Start of Record excerpts

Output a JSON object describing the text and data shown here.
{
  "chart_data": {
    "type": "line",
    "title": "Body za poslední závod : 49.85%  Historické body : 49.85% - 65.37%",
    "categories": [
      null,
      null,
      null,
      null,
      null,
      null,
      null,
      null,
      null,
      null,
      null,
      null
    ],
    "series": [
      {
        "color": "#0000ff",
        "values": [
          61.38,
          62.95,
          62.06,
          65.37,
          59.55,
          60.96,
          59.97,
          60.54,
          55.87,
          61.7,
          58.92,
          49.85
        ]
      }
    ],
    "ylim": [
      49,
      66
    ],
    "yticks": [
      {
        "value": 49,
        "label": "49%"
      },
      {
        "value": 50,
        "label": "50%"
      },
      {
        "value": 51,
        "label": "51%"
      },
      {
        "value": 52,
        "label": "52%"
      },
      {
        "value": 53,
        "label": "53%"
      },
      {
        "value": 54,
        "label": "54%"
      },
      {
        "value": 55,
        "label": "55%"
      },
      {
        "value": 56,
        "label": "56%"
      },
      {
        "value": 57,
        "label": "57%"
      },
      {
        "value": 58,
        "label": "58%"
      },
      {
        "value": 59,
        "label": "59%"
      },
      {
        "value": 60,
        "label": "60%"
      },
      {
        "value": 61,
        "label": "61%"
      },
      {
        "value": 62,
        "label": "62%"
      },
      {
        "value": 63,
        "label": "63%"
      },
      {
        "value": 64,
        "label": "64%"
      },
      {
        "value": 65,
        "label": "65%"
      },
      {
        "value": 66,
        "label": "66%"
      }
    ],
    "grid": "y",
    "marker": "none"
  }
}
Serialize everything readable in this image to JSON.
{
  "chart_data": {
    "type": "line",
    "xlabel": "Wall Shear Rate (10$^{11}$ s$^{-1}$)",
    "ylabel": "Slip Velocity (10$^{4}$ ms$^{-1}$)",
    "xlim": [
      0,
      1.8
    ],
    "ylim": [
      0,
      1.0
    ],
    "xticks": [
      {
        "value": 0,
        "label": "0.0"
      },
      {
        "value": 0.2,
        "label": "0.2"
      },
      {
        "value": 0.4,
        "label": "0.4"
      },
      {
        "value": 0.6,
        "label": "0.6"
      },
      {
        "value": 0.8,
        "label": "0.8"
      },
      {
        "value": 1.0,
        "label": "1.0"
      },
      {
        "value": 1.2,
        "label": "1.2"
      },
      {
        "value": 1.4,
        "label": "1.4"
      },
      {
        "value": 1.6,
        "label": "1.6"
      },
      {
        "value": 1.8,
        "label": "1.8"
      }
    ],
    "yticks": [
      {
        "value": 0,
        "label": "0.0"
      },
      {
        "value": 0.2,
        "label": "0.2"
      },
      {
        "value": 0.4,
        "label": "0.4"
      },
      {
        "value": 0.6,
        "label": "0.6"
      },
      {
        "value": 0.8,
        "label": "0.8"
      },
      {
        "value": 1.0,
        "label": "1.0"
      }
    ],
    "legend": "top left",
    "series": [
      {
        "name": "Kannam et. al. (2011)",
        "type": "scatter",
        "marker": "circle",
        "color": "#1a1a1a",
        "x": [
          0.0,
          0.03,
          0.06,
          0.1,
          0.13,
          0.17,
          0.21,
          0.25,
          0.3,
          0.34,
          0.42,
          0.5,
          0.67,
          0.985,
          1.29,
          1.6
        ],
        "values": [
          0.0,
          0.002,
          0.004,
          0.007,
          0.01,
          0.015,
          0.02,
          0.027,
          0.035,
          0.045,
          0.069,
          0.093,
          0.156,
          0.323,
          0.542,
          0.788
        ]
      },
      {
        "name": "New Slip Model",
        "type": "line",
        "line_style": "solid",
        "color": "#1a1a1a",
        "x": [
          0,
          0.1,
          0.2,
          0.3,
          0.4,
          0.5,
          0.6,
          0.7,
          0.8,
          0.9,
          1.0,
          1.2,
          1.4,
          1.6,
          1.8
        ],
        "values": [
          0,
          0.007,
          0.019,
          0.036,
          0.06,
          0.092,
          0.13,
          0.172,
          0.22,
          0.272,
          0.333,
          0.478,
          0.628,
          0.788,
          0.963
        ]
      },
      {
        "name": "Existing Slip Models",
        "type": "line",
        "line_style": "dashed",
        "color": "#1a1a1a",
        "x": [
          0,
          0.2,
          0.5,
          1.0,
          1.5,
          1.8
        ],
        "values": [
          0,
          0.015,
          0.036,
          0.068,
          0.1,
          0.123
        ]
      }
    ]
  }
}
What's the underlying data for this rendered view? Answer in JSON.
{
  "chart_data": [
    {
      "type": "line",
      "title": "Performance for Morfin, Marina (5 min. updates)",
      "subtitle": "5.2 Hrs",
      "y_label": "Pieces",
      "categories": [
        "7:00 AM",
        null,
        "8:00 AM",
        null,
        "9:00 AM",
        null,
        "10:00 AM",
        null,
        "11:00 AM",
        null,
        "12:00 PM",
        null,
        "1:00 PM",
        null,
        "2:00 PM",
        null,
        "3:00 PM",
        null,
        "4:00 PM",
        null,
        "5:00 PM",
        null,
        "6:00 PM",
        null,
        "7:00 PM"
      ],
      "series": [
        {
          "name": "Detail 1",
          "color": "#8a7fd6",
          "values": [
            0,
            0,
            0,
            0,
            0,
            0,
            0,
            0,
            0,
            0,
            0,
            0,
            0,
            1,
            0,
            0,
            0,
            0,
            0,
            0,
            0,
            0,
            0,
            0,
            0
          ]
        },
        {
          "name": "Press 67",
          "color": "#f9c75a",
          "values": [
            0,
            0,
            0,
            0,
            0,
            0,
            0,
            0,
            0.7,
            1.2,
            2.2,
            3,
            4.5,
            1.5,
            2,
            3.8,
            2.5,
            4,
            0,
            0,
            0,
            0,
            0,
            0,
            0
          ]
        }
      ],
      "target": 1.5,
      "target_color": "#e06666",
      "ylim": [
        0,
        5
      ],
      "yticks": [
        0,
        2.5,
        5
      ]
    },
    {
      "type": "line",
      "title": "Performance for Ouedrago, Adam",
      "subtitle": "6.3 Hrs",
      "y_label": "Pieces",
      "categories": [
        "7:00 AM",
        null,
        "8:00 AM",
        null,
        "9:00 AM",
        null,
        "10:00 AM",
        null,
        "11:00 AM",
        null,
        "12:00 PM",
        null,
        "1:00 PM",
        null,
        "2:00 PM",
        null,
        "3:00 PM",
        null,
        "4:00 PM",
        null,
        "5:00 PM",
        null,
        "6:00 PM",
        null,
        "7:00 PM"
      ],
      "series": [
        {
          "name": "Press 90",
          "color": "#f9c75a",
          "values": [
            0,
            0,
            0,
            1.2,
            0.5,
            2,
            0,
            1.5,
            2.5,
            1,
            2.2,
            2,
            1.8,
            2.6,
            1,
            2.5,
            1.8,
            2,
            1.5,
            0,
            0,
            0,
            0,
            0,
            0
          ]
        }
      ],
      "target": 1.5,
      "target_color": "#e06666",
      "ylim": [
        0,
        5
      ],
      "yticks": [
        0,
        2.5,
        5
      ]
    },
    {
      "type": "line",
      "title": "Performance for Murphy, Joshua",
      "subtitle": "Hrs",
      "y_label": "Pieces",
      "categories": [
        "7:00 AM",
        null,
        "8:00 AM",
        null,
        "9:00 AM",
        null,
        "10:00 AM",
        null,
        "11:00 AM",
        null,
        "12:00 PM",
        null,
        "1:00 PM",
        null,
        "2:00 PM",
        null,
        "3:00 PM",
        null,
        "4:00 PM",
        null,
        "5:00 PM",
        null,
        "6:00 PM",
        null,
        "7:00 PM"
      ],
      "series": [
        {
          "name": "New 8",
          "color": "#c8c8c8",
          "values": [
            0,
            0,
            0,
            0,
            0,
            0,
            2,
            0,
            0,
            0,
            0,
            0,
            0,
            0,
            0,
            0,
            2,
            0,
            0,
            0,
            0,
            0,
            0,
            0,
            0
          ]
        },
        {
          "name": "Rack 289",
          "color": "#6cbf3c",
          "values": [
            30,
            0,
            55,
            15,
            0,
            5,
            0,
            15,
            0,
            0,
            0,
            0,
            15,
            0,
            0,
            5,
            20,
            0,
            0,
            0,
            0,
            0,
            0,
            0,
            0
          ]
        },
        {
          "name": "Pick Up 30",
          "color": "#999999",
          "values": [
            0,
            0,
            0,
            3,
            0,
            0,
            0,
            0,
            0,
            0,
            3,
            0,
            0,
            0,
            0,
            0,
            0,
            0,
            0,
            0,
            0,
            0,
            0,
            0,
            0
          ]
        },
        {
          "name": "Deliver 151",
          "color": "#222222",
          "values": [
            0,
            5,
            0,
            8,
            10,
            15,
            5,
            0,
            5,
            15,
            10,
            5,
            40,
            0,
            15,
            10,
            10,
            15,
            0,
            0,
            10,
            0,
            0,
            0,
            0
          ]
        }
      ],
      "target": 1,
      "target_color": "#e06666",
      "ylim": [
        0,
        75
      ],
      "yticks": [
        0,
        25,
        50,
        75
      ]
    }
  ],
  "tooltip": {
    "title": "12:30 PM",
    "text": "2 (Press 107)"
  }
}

End of Record excerpts

• Exercise: List the lines of the entries that include "Performance".

• Expected output:
      "title": "Performance for Morfin, Marina (5 min. updates)",
      "title": "Performance for Ouedrago, Adam",
      "title": "Performance for Murphy, Joshua",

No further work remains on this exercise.